* EXERCISE BRIEF
Leaving out the pictures, retype all the material exactly.

* MATERIAL PROVIDED
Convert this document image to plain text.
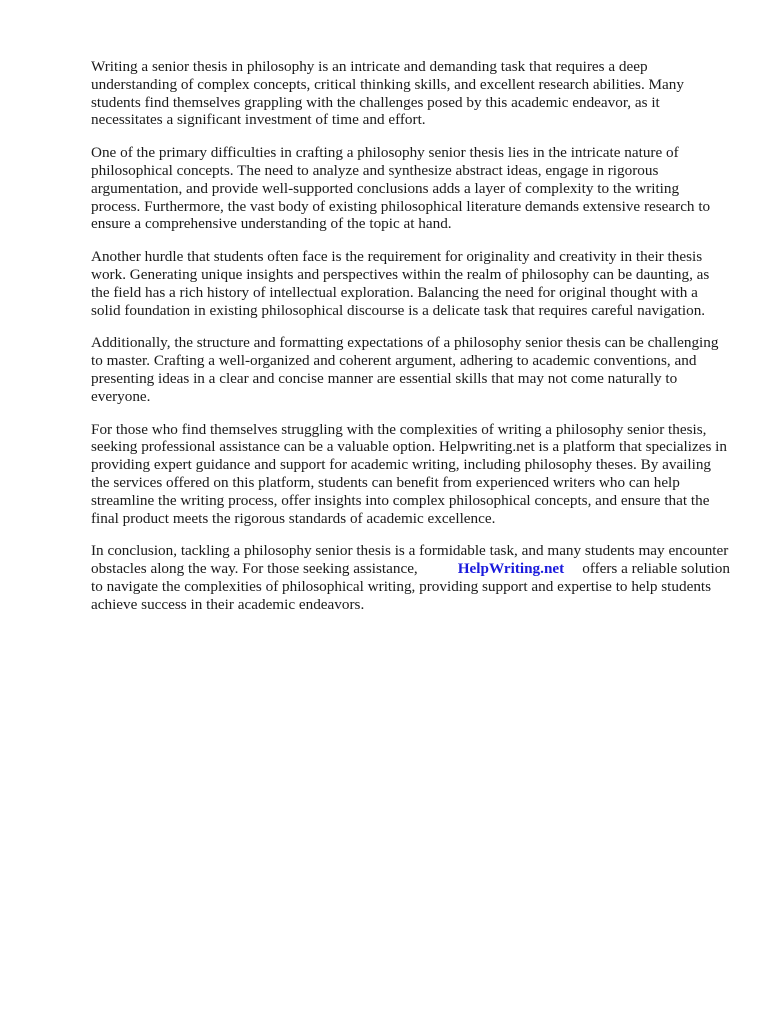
Writing a senior thesis in philosophy is an intricate and demanding task that requires a deep understanding of complex concepts, critical thinking skills, and excellent research abilities. Many students find themselves grappling with the challenges posed by this academic endeavor, as it necessitates a significant investment of time and effort.

One of the primary difficulties in crafting a philosophy senior thesis lies in the intricate nature of philosophical concepts. The need to analyze and synthesize abstract ideas, engage in rigorous argumentation, and provide well-supported conclusions adds a layer of complexity to the writing process. Furthermore, the vast body of existing philosophical literature demands extensive research to ensure a comprehensive understanding of the topic at hand.

Another hurdle that students often face is the requirement for originality and creativity in their thesis work. Generating unique insights and perspectives within the realm of philosophy can be daunting, as the field has a rich history of intellectual exploration. Balancing the need for original thought with a solid foundation in existing philosophical discourse is a delicate task that requires careful navigation.

Additionally, the structure and formatting expectations of a philosophy senior thesis can be challenging to master. Crafting a well-organized and coherent argument, adhering to academic conventions, and presenting ideas in a clear and concise manner are essential skills that may not come naturally to everyone.

For those who find themselves struggling with the complexities of writing a philosophy senior thesis, seeking professional assistance can be a valuable option. Helpwriting.net is a platform that specializes in providing expert guidance and support for academic writing, including philosophy theses. By availing the services offered on this platform, students can benefit from experienced writers who can help streamline the writing process, offer insights into complex philosophical concepts, and ensure that the final product meets the rigorous standards of academic excellence.

In conclusion, tackling a philosophy senior thesis is a formidable task, and many students may encounter obstacles along the way. For those seeking assistance,	HelpWriting.net offers a reliable solution to navigate the complexities of philosophical writing, providing support and expertise to help students achieve success in their academic endeavors.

* OUTPUT OF THE EXERCISE
Convert this document image to plain text.
Writing a senior thesis in philosophy is an intricate and demanding task that requires a deep understanding of complex concepts, critical thinking skills, and excellent research abilities. Many students find themselves grappling with the challenges posed by this academic endeavor, as it necessitates a significant investment of time and effort.

One of the primary difficulties in crafting a philosophy senior thesis lies in the intricate nature of philosophical concepts. The need to analyze and synthesize abstract ideas, engage in rigorous argumentation, and provide well-supported conclusions adds a layer of complexity to the writing process. Furthermore, the vast body of existing philosophical literature demands extensive research to ensure a comprehensive understanding of the topic at hand.

Another hurdle that students often face is the requirement for originality and creativity in their thesis work. Generating unique insights and perspectives within the realm of philosophy can be daunting, as the field has a rich history of intellectual exploration. Balancing the need for original thought with a solid foundation in existing philosophical discourse is a delicate task that requires careful navigation.

Additionally, the structure and formatting expectations of a philosophy senior thesis can be challenging to master. Crafting a well-organized and coherent argument, adhering to academic conventions, and presenting ideas in a clear and concise manner are essential skills that may not come naturally to everyone.

For those who find themselves struggling with the complexities of writing a philosophy senior thesis, seeking professional assistance can be a valuable option. Helpwriting.net is a platform that specializes in providing expert guidance and support for academic writing, including philosophy theses. By availing the services offered on this platform, students can benefit from experienced writers who can help streamline the writing process, offer insights into complex philosophical concepts, and ensure that the final product meets the rigorous standards of academic excellence.

In conclusion, tackling a philosophy senior thesis is a formidable task, and many students may encounter obstacles along the way. For those seeking assistance,	HelpWriting.net offers a reliable solution to navigate the complexities of philosophical writing, providing support and expertise to help students achieve success in their academic endeavors.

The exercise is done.